GIVEN EXERCISE:
All lines featuring the string "Lower" are to be listed.

====== DATASET ======

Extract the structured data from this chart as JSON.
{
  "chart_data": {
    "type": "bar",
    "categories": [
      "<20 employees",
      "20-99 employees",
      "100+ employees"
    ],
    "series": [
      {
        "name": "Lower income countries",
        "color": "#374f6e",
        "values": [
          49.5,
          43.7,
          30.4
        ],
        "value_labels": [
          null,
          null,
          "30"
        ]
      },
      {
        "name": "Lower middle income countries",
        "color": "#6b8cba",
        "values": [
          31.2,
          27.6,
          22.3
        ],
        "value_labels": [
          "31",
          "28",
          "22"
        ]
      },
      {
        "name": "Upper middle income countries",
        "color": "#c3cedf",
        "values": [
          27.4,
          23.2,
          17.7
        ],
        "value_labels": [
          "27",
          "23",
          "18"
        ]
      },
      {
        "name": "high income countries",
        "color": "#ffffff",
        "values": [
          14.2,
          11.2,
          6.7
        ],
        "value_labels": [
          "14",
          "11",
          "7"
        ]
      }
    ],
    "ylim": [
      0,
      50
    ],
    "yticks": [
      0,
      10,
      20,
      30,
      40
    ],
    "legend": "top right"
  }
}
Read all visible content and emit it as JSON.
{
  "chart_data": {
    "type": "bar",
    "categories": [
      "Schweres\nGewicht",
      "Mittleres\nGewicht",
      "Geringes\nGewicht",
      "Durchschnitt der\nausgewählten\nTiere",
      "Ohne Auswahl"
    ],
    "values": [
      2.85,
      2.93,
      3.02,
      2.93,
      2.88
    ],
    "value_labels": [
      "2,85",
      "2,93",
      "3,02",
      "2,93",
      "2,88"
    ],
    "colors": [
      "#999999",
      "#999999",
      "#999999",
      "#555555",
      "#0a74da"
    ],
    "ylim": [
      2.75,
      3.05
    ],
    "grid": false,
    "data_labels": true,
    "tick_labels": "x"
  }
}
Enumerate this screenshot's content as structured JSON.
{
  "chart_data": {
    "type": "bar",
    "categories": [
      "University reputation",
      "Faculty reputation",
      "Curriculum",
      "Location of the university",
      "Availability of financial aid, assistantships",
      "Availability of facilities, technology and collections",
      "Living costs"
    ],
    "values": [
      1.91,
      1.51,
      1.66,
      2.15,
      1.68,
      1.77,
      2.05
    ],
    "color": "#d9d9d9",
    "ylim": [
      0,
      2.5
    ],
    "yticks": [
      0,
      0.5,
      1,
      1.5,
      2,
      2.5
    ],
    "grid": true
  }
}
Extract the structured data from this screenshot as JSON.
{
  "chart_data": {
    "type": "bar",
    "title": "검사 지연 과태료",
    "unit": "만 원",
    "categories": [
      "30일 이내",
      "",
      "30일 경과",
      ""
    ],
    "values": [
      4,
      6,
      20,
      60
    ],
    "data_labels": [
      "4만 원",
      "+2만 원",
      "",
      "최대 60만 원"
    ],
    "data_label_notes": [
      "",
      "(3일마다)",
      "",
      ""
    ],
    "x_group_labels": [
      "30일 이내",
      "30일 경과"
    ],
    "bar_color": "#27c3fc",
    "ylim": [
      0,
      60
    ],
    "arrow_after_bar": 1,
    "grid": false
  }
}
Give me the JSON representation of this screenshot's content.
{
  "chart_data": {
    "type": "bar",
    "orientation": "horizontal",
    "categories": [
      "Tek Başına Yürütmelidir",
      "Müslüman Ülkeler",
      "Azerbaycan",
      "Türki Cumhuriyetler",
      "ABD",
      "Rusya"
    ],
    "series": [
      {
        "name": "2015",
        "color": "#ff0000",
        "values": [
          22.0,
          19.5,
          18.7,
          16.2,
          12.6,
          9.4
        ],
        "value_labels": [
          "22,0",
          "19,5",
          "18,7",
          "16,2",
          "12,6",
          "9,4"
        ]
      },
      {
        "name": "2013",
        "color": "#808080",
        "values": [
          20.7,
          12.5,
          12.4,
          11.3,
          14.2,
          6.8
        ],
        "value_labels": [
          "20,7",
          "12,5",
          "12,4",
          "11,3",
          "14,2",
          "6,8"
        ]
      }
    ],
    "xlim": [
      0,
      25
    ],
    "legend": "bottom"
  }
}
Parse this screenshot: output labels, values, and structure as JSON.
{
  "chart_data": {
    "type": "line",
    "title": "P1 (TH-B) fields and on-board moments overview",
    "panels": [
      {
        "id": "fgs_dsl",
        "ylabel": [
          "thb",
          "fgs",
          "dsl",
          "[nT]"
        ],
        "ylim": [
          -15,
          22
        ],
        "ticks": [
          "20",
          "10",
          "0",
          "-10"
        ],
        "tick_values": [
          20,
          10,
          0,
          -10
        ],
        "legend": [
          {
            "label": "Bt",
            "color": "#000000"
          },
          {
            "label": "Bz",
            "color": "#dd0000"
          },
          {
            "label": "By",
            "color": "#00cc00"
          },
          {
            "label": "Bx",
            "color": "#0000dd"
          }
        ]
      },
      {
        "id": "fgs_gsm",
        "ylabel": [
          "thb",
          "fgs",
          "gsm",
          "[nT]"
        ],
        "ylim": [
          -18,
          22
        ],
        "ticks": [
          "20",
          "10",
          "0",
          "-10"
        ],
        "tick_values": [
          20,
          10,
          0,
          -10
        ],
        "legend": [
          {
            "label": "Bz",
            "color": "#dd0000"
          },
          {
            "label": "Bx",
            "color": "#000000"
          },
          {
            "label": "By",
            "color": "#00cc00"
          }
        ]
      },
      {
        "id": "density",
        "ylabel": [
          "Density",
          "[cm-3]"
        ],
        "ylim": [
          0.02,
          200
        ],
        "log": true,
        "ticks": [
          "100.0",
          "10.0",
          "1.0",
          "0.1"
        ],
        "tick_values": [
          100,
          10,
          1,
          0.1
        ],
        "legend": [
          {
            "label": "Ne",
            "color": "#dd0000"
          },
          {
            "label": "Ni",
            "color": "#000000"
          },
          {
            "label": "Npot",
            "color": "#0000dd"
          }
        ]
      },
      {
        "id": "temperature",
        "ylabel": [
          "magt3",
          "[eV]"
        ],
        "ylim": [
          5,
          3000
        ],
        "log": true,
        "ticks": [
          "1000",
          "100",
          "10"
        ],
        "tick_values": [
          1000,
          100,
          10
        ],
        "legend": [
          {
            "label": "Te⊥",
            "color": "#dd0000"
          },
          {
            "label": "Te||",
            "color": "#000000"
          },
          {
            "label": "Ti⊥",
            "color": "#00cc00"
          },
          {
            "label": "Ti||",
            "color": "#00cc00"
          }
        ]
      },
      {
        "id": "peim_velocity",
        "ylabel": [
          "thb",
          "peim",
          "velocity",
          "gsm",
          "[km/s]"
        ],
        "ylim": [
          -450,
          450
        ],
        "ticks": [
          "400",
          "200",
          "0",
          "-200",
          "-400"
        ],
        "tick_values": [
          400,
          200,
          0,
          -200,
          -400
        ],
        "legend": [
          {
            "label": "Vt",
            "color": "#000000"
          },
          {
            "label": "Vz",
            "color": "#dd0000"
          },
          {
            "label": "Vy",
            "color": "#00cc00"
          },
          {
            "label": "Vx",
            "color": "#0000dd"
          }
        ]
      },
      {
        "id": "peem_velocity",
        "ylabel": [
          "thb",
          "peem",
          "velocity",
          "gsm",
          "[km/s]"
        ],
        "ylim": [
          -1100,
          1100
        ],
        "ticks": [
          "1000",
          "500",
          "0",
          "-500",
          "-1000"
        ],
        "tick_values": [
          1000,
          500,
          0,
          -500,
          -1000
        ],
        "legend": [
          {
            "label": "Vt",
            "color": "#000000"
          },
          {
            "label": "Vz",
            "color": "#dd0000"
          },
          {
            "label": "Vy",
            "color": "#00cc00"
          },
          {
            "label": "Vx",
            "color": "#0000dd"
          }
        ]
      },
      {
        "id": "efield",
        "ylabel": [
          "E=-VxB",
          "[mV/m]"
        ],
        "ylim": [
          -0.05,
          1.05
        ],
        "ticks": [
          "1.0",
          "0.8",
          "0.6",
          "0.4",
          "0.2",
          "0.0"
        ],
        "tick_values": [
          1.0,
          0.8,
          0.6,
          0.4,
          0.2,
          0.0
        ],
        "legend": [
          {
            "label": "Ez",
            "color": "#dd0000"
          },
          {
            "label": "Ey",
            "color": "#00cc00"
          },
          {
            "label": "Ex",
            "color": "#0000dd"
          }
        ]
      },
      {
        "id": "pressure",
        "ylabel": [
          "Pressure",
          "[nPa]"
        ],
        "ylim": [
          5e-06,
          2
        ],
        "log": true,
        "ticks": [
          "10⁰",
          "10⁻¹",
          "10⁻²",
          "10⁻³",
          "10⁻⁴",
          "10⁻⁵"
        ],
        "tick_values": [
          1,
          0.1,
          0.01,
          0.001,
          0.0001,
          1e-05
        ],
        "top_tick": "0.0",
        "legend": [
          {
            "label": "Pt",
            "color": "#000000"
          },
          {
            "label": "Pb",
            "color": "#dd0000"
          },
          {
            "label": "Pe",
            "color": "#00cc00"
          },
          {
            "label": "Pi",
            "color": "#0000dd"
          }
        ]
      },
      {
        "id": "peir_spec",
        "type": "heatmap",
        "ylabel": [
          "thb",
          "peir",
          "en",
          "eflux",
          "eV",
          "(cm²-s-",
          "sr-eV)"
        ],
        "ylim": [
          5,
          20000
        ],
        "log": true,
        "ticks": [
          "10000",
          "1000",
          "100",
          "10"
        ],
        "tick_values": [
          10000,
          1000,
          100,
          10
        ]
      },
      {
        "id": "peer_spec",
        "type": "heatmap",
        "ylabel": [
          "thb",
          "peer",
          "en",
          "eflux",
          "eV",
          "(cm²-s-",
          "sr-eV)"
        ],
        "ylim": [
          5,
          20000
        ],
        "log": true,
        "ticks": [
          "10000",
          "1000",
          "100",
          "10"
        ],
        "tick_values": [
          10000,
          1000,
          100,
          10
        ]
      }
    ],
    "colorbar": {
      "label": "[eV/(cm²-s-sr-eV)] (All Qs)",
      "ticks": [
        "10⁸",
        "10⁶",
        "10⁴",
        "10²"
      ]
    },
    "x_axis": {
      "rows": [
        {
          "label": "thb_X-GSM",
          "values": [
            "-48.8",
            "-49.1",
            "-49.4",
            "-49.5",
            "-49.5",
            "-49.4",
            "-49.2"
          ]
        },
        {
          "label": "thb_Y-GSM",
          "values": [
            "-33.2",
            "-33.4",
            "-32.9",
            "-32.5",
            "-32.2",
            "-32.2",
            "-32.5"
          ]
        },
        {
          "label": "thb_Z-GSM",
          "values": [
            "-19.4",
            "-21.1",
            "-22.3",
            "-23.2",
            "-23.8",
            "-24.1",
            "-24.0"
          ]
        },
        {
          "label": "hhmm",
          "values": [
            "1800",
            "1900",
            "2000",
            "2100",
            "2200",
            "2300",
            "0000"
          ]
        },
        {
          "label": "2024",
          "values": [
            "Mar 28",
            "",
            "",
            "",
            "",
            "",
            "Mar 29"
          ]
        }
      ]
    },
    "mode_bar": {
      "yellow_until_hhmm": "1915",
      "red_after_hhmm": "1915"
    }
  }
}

======

COMPLETED TASK:
        "name": "Lower income countries",
        "name": "Lower middle income countries",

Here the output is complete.